## begin
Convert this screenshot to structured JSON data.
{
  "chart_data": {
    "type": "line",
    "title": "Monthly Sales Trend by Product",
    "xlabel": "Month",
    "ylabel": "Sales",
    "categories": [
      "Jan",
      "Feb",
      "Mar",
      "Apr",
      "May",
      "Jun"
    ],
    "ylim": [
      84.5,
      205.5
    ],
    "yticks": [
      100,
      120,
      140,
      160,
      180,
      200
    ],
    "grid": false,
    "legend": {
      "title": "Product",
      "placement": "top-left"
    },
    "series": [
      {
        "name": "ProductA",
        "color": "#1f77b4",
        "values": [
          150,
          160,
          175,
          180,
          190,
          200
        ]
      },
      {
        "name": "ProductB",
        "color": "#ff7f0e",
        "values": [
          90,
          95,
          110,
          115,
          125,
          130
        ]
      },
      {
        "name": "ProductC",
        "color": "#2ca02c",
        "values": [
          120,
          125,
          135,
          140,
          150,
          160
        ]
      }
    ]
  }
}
## end
Pull out every line in the material above where "name" occurs.

        "name": "ProductA",
        "name": "ProductB",
        "name": "ProductC",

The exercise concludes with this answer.